━━━━━ Given data ━━━━━
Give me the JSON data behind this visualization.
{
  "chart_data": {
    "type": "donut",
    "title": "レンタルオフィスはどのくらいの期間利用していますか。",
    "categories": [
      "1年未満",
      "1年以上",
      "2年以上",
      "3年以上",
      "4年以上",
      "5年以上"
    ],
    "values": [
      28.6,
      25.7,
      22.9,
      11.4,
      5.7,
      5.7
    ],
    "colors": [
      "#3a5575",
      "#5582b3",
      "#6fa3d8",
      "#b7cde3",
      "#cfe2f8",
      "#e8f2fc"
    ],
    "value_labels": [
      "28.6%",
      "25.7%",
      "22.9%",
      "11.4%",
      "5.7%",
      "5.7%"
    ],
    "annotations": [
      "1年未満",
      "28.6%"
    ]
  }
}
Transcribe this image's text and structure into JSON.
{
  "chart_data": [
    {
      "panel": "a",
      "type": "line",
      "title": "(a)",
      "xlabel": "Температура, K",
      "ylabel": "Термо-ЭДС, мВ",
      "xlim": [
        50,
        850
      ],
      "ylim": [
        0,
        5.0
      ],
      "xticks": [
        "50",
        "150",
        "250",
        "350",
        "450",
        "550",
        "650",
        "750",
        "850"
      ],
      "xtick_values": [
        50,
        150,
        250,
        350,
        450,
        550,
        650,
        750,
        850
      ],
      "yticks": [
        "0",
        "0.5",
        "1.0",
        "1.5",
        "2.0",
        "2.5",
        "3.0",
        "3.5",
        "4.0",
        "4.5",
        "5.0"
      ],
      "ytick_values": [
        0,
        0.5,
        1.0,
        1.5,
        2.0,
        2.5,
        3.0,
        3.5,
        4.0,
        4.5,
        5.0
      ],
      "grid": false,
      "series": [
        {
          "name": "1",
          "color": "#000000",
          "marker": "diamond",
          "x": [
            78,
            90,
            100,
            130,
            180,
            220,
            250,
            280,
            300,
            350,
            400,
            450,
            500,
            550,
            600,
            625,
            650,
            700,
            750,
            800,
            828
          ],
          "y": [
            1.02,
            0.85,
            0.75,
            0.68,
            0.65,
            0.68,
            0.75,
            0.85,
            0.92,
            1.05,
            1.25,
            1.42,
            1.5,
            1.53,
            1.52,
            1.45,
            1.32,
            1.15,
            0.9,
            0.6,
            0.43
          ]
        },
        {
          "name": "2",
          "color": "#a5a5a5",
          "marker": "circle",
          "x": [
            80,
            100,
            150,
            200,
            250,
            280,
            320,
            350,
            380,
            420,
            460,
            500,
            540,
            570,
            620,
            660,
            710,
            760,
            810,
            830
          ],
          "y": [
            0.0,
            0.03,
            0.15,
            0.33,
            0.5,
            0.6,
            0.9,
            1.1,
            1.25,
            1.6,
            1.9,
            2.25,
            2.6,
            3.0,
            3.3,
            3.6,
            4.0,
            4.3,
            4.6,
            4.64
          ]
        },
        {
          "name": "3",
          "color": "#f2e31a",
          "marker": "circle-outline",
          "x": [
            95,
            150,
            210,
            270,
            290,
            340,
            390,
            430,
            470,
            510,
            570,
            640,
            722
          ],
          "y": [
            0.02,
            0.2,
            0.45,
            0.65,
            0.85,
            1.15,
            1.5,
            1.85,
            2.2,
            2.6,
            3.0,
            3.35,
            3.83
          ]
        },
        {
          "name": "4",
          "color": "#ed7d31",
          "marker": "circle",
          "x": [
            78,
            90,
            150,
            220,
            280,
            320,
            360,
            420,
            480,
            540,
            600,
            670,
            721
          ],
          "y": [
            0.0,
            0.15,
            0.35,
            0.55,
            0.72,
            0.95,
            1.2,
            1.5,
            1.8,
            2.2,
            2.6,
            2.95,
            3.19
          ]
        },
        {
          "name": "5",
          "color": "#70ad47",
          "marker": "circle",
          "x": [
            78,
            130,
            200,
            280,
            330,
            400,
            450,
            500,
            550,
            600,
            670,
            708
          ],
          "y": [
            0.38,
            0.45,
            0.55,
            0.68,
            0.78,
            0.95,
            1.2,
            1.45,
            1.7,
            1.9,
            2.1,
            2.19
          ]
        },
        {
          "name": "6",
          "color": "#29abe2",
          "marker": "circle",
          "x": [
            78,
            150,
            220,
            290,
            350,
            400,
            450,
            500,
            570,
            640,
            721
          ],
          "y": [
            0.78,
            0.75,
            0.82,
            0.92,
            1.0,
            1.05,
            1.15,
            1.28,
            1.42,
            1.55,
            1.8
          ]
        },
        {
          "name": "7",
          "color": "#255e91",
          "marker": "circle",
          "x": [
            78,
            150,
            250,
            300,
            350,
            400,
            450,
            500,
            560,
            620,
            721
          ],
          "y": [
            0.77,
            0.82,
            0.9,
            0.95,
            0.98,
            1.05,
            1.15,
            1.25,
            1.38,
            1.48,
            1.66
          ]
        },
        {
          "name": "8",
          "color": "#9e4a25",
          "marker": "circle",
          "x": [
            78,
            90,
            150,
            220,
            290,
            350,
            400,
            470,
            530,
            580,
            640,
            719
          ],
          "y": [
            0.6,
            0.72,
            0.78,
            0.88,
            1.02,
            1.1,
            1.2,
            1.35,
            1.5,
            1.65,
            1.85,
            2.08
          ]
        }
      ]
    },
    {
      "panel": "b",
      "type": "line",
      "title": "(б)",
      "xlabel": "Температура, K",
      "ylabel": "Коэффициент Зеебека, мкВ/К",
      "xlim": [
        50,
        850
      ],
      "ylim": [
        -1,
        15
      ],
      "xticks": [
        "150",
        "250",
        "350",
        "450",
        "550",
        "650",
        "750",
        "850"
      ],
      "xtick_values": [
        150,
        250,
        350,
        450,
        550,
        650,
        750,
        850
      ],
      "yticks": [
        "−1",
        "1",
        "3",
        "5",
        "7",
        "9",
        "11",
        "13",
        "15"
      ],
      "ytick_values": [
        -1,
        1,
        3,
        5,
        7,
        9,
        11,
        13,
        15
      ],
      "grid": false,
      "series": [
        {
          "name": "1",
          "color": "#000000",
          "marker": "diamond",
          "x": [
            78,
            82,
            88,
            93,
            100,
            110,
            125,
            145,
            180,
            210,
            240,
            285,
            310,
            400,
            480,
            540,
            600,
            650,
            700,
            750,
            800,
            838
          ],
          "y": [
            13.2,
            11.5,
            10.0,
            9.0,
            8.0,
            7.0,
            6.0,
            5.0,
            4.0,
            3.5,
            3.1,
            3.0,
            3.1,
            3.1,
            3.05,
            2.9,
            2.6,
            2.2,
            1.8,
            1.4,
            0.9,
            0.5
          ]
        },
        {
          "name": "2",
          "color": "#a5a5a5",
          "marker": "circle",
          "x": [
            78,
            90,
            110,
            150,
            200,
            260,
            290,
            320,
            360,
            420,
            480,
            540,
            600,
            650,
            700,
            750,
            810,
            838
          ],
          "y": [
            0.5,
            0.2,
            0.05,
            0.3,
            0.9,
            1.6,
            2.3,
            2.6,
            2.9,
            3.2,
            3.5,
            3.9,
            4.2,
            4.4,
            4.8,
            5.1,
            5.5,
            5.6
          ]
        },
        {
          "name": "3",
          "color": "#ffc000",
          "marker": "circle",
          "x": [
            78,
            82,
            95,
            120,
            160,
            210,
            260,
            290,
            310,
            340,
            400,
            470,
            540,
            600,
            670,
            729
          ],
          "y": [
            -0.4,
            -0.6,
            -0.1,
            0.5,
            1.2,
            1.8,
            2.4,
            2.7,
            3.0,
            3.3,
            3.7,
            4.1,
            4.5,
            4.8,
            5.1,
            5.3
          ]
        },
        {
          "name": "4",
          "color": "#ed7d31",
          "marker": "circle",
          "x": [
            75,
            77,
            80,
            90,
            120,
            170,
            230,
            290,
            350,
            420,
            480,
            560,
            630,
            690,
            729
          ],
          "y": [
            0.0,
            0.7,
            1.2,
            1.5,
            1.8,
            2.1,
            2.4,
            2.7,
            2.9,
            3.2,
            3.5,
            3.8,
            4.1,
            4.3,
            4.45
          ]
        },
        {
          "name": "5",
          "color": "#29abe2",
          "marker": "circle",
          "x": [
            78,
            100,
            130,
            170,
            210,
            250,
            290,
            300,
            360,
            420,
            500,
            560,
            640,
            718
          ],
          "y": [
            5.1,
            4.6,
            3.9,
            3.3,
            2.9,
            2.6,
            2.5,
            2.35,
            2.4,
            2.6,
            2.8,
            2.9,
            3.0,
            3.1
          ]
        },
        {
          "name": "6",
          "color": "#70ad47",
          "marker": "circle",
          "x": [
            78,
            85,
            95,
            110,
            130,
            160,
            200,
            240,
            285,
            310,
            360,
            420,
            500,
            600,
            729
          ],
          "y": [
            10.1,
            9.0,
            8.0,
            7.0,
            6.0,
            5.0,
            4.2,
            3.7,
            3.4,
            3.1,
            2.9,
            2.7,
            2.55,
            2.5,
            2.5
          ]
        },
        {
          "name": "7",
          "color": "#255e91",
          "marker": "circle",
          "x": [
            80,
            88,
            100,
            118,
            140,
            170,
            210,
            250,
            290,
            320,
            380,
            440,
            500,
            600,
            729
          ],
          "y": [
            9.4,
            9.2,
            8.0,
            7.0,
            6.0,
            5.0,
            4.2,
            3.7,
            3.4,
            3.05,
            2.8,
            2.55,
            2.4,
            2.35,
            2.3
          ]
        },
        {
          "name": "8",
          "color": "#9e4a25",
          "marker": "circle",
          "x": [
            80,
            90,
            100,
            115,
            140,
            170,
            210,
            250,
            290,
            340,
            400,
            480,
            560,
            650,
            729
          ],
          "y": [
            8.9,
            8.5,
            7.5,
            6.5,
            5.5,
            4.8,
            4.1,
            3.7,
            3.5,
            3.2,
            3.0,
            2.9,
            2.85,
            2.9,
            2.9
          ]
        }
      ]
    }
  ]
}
━━━━━
Requirement: Show each line of the listing that holds the string "this".

Task output:
Give me the JSON data behind this visualization.
Transcribe this image's text and structure into JSON.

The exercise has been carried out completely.